- Goal
Using the material that follows, identify and copy each line with the string "markers".

+++ Input material +++

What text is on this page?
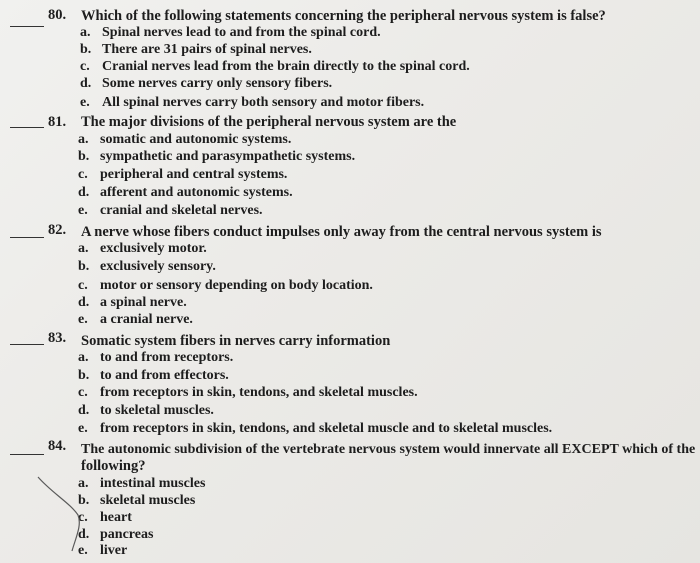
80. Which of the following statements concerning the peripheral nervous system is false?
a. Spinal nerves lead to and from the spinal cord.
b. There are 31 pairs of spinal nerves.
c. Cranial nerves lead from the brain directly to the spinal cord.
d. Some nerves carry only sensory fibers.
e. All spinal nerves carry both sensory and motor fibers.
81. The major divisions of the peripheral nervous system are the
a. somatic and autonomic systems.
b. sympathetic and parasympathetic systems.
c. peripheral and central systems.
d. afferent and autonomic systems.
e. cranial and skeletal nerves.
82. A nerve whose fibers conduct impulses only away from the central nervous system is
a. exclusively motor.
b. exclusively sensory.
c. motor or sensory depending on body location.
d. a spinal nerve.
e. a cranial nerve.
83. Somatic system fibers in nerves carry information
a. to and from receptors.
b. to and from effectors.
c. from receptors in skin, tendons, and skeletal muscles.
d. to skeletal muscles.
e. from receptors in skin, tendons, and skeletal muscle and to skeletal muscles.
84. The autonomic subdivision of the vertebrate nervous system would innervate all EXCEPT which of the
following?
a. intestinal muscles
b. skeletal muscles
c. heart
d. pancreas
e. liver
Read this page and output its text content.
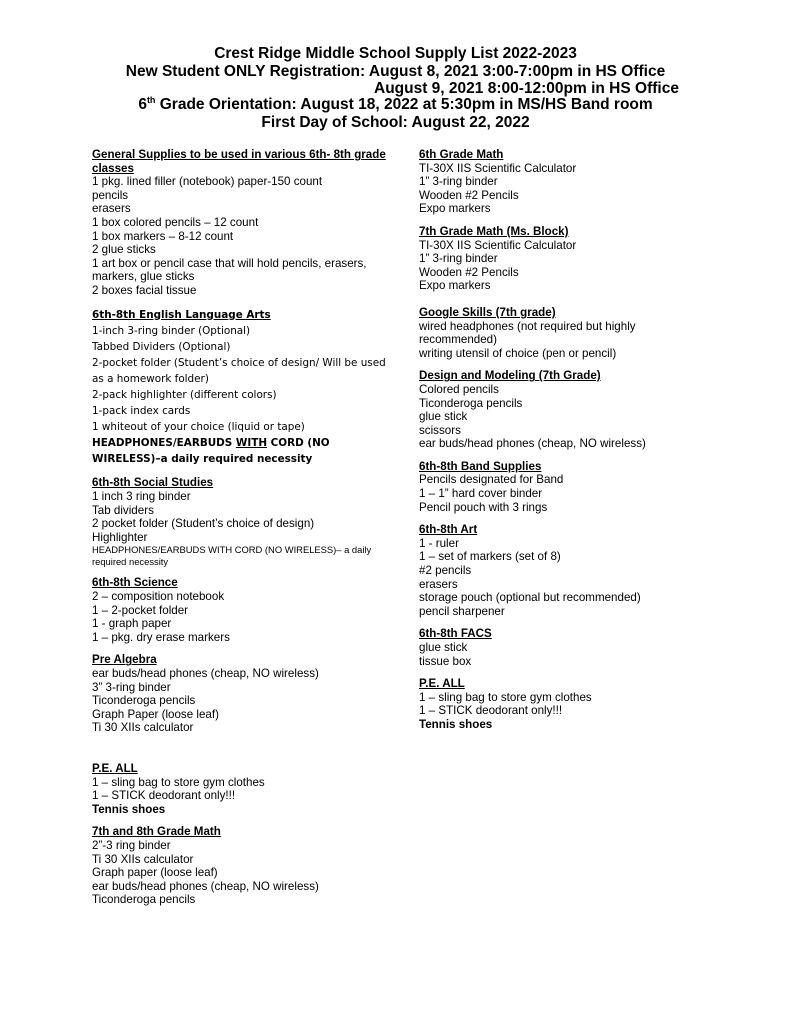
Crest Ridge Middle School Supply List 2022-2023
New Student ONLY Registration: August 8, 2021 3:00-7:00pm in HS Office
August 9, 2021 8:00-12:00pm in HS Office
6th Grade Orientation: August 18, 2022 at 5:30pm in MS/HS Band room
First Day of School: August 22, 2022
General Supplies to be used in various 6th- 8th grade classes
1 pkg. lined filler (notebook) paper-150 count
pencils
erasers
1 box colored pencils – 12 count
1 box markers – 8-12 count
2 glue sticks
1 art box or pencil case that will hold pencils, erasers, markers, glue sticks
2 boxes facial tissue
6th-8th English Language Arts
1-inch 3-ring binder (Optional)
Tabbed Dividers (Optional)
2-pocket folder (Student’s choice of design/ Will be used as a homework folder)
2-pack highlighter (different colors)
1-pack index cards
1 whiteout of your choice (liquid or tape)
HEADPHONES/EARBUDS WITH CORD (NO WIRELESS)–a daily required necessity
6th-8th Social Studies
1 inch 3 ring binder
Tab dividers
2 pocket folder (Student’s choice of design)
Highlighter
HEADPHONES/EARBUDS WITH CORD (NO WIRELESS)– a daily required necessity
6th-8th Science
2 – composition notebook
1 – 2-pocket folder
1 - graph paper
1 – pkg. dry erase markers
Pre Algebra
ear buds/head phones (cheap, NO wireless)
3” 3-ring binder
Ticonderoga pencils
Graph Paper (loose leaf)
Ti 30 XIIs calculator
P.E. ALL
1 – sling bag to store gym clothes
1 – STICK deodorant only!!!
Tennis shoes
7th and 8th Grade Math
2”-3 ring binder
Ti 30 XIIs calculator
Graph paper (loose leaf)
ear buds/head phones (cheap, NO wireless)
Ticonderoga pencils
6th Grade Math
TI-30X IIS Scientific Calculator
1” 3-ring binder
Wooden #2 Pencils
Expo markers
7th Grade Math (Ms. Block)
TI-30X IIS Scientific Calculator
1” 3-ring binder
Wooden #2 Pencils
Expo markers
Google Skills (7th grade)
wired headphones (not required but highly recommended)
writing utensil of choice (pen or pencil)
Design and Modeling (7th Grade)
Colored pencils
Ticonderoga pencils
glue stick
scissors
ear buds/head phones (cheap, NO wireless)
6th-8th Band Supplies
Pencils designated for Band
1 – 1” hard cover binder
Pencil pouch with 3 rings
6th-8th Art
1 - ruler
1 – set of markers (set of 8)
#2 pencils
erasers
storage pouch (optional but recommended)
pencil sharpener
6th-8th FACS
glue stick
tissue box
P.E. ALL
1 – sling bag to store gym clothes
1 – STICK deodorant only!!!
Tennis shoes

+++
+++ Input material +++

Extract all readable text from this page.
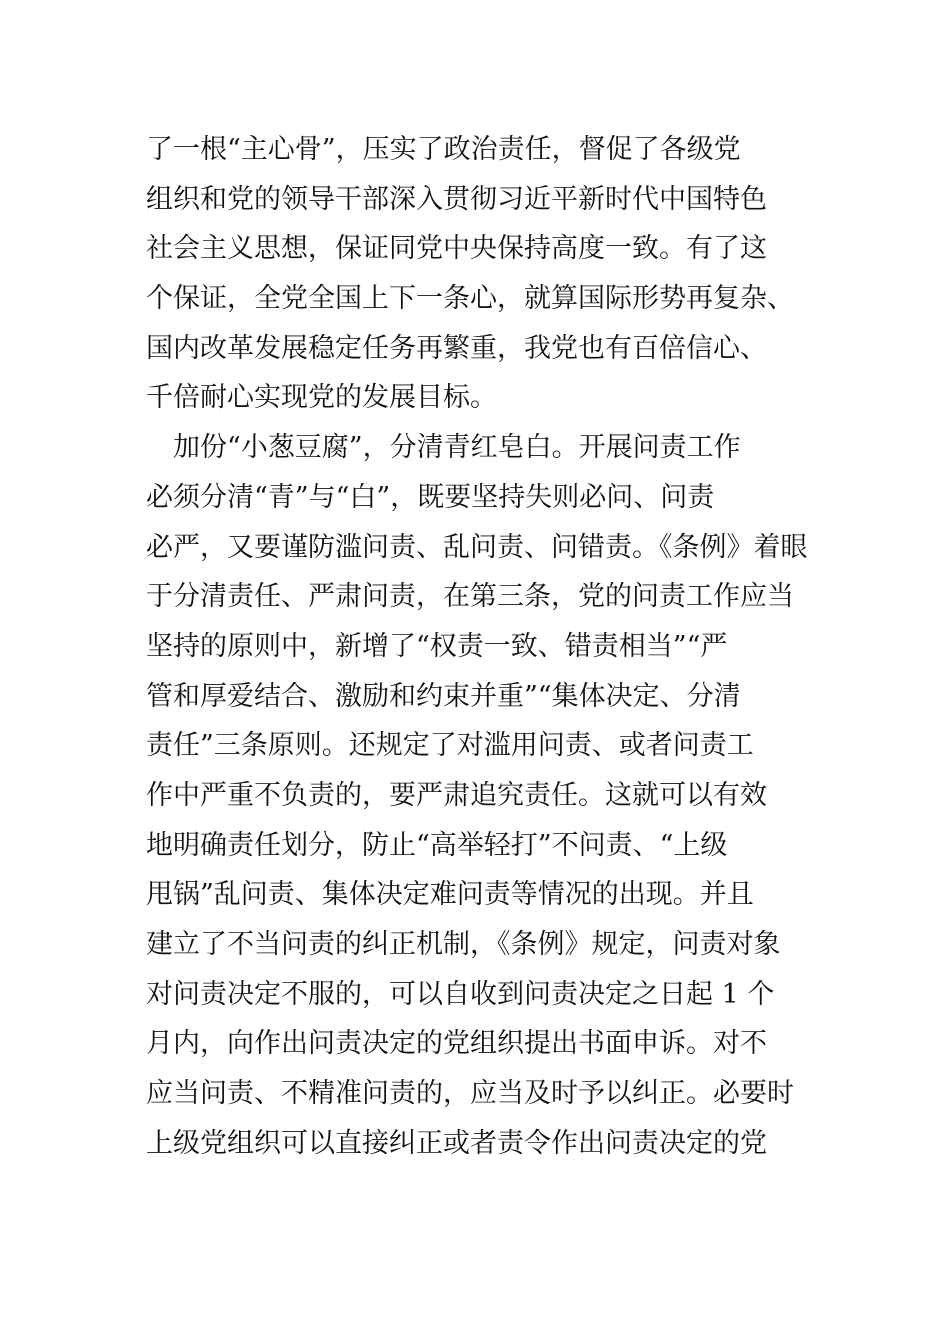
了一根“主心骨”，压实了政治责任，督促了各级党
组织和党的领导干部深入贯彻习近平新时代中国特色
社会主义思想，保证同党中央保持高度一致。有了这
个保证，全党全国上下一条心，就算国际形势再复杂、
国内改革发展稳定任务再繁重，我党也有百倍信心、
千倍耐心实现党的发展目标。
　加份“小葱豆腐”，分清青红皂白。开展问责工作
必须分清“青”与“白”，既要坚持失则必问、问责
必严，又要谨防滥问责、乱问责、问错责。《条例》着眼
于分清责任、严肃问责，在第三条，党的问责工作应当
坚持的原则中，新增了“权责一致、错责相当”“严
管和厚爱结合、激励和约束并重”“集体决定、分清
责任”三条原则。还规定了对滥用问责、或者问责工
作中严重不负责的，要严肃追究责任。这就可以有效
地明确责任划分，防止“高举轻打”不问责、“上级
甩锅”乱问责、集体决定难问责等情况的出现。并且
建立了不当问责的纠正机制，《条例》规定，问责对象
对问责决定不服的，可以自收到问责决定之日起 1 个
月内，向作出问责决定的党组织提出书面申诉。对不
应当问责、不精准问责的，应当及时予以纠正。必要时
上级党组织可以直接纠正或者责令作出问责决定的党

+++

- Correct output
1 box markers – 8-12 count
1 art box or pencil case that will hold pencils, erasers, markers, glue sticks
1 – pkg. dry erase markers
Expo markers
Expo markers
1 – set of markers (set of 8)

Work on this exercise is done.